The problem:
Find how many lines hold the word "Arica" and give that number only.

#####

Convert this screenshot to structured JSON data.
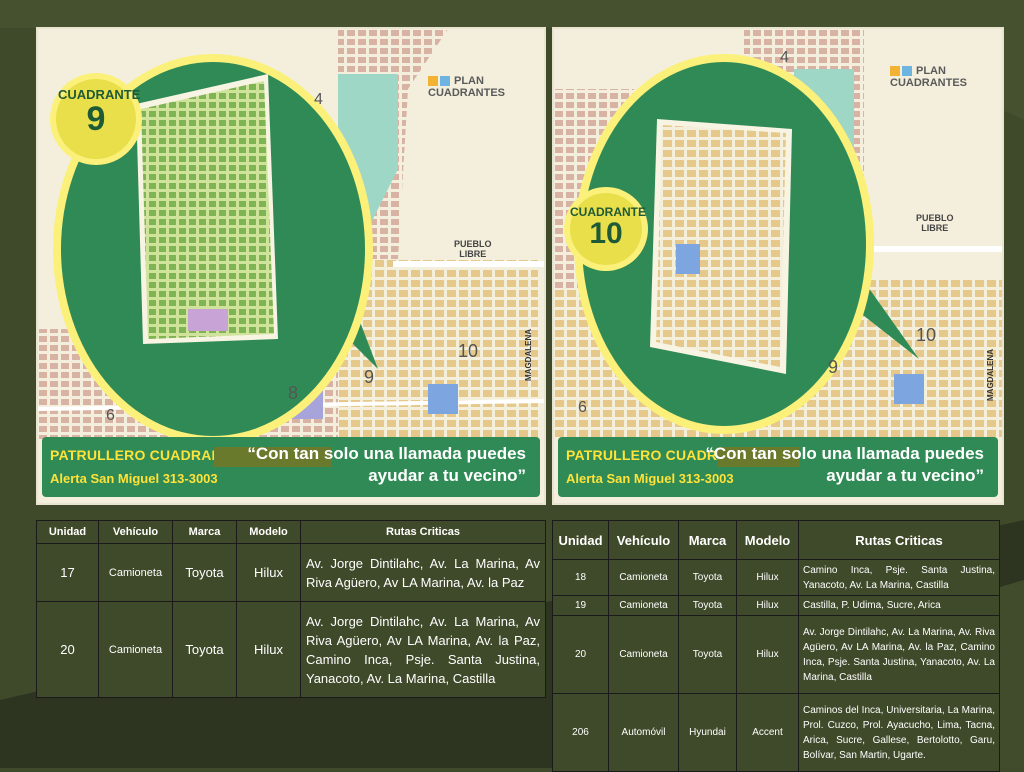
{
  "left_map": {
    "quadrant_label": "CUADRANTE",
    "quadrant_number": "9",
    "plan_logo": "PLAN CUADRANTES",
    "banner_title": "PATRULLERO CUADRANTE 9:",
    "banner_alert": "Alerta San Miguel 313-3003",
    "banner_quote_1": "“Con tan solo una llamada puedes",
    "banner_quote_2": "ayudar a tu vecino”",
    "place_pueblo": "PUEBLO",
    "place_libre": "LIBRE",
    "place_magdalena": "MAGDALENA",
    "num_4": "4",
    "num_6": "6",
    "num_8": "8",
    "num_9": "9",
    "num_10": "10"
  },
  "right_map": {
    "quadrant_label": "CUADRANTE",
    "quadrant_number": "10",
    "plan_logo": "PLAN CUADRANTES",
    "banner_title": "PATRULLERO CUADRANTE 10",
    "banner_alert": "Alerta San Miguel 313-3003",
    "banner_quote_1": "“Con tan solo una llamada puedes",
    "banner_quote_2": "ayudar a tu vecino”",
    "place_pueblo": "PUEBLO",
    "place_libre": "LIBRE",
    "place_magdalena": "MAGDALENA",
    "num_4": "4",
    "num_6": "6",
    "num_9": "9",
    "num_10": "10"
  },
  "left_table": {
    "headers": [
      "Unidad",
      "Vehículo",
      "Marca",
      "Modelo",
      "Rutas Criticas"
    ],
    "rows": [
      {
        "unidad": "17",
        "vehiculo": "Camioneta",
        "marca": "Toyota",
        "modelo": "Hilux",
        "rutas": "Av. Jorge Dintilahc, Av. La Marina, Av Riva Agüero, Av LA Marina, Av. la Paz"
      },
      {
        "unidad": "20",
        "vehiculo": "Camioneta",
        "marca": "Toyota",
        "modelo": "Hilux",
        "rutas": "Av. Jorge Dintilahc, Av. La Marina, Av Riva Agüero, Av LA Marina, Av. la Paz, Camino Inca, Psje. Santa Justina, Yanacoto, Av. La Marina, Castilla"
      }
    ]
  },
  "right_table": {
    "headers": [
      "Unidad",
      "Vehículo",
      "Marca",
      "Modelo",
      "Rutas Criticas"
    ],
    "rows": [
      {
        "unidad": "18",
        "vehiculo": "Camioneta",
        "marca": "Toyota",
        "modelo": "Hilux",
        "rutas": "Camino Inca, Psje. Santa Justina, Yanacoto, Av. La Marina, Castilla"
      },
      {
        "unidad": "19",
        "vehiculo": "Camioneta",
        "marca": "Toyota",
        "modelo": "Hilux",
        "rutas": "Castilla, P. Udima, Sucre, Arica"
      },
      {
        "unidad": "20",
        "vehiculo": "Camioneta",
        "marca": "Toyota",
        "modelo": "Hilux",
        "rutas": "Av. Jorge Dintilahc, Av. La Marina, Av. Riva Agüero, Av LA Marina, Av. la Paz, Camino Inca, Psje. Santa Justina, Yanacoto, Av. La Marina, Castilla"
      },
      {
        "unidad": "206",
        "vehiculo": "Automóvil",
        "marca": "Hyundai",
        "modelo": "Accent",
        "rutas": "Caminos del Inca, Universitaria, La Marina, Prol. Cuzco, Prol. Ayacucho, Lima, Tacna, Arica, Sucre, Gallese, Bertolotto, Garu, Bolívar, San Martin, Ugarte."
      }
    ]
  },
  "colors": {
    "background": "#3f4a2a",
    "banner": "#2f8a55",
    "banner_title": "#ffe23a",
    "map_green": "#2f8a55",
    "map_yellow": "#e8df4a"
  }
}
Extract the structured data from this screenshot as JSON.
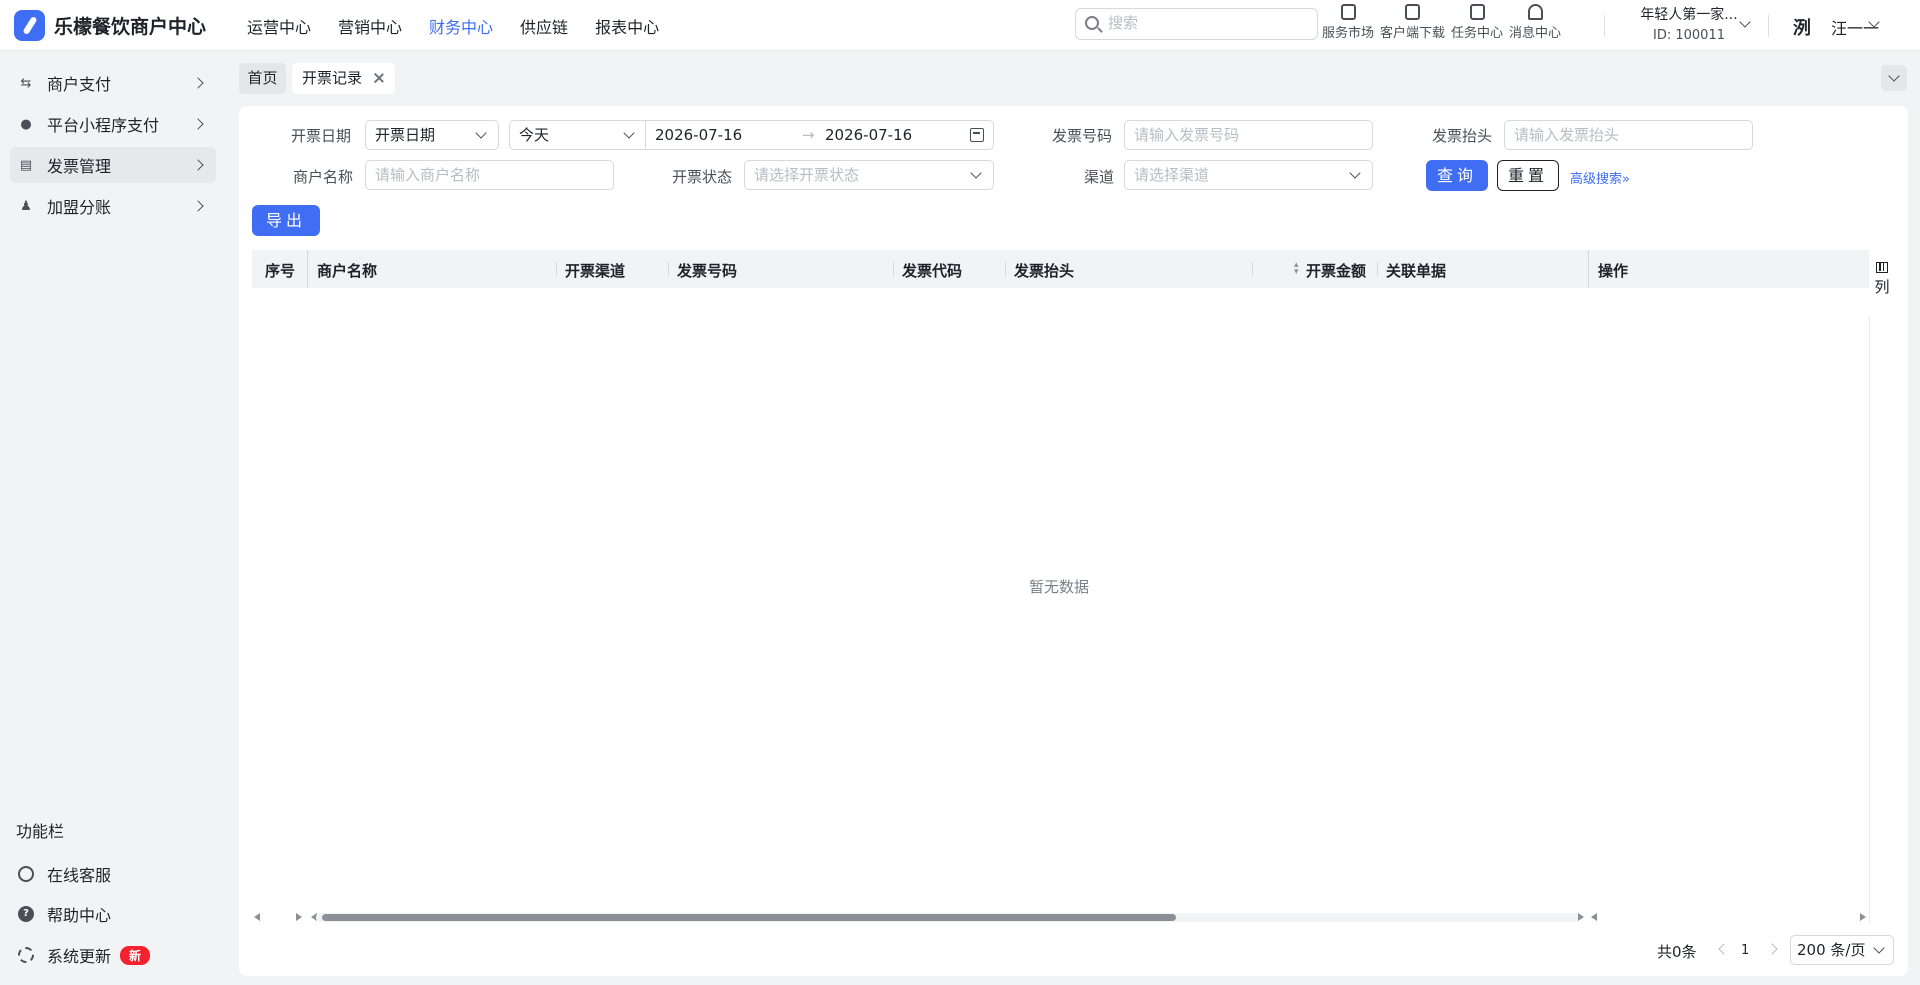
{
  "app": {
    "title": "乐檬餐饮商户中心"
  },
  "topnav": {
    "items": [
      "运营中心",
      "营销中心",
      "财务中心",
      "供应链",
      "报表中心"
    ],
    "active": "财务中心"
  },
  "search": {
    "placeholder": "搜索"
  },
  "tools": [
    "服务市场",
    "客户端下载",
    "任务中心",
    "消息中心"
  ],
  "account": {
    "name": "年轻人第一家...",
    "id": "ID: 100011"
  },
  "user": {
    "avatar_char": "洌",
    "name": "汪一一"
  },
  "sidebar": {
    "items": [
      {
        "label": "商户支付",
        "icon": "exchange-icon"
      },
      {
        "label": "平台小程序支付",
        "icon": "mini-program-icon"
      },
      {
        "label": "发票管理",
        "icon": "invoice-icon",
        "selected": true
      },
      {
        "label": "加盟分账",
        "icon": "user-add-icon"
      }
    ],
    "func_title": "功能栏",
    "func_items": [
      {
        "label": "在线客服",
        "icon": "headset-icon"
      },
      {
        "label": "帮助中心",
        "icon": "help-icon"
      },
      {
        "label": "系统更新",
        "icon": "refresh-icon",
        "badge": "新"
      }
    ]
  },
  "tabs": {
    "home": "首页",
    "active": "开票记录"
  },
  "filters": {
    "date_label": "开票日期",
    "date_type_value": "开票日期",
    "date_range_value": "今天",
    "date_start": "2026-07-16",
    "date_end": "2026-07-16",
    "invoice_no_label": "发票号码",
    "invoice_no_placeholder": "请输入发票号码",
    "invoice_title_label": "发票抬头",
    "invoice_title_placeholder": "请输入发票抬头",
    "merchant_label": "商户名称",
    "merchant_placeholder": "请输入商户名称",
    "status_label": "开票状态",
    "status_placeholder": "请选择开票状态",
    "channel_label": "渠道",
    "channel_placeholder": "请选择渠道",
    "query_button": "查询",
    "reset_button": "重置",
    "advanced_link": "高级搜索"
  },
  "toolbar": {
    "export_button": "导出"
  },
  "table": {
    "columns": [
      "序号",
      "商户名称",
      "开票渠道",
      "发票号码",
      "发票代码",
      "发票抬头",
      "开票金额",
      "关联单据",
      "操作"
    ],
    "column_setting_label": "列",
    "empty_text": "暂无数据"
  },
  "pagination": {
    "total": "共0条",
    "current_page": "1",
    "page_size": "200 条/页"
  },
  "colors": {
    "primary": "#3f6df3",
    "badge_red": "#f5222d"
  }
}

#####

Response to the task:
2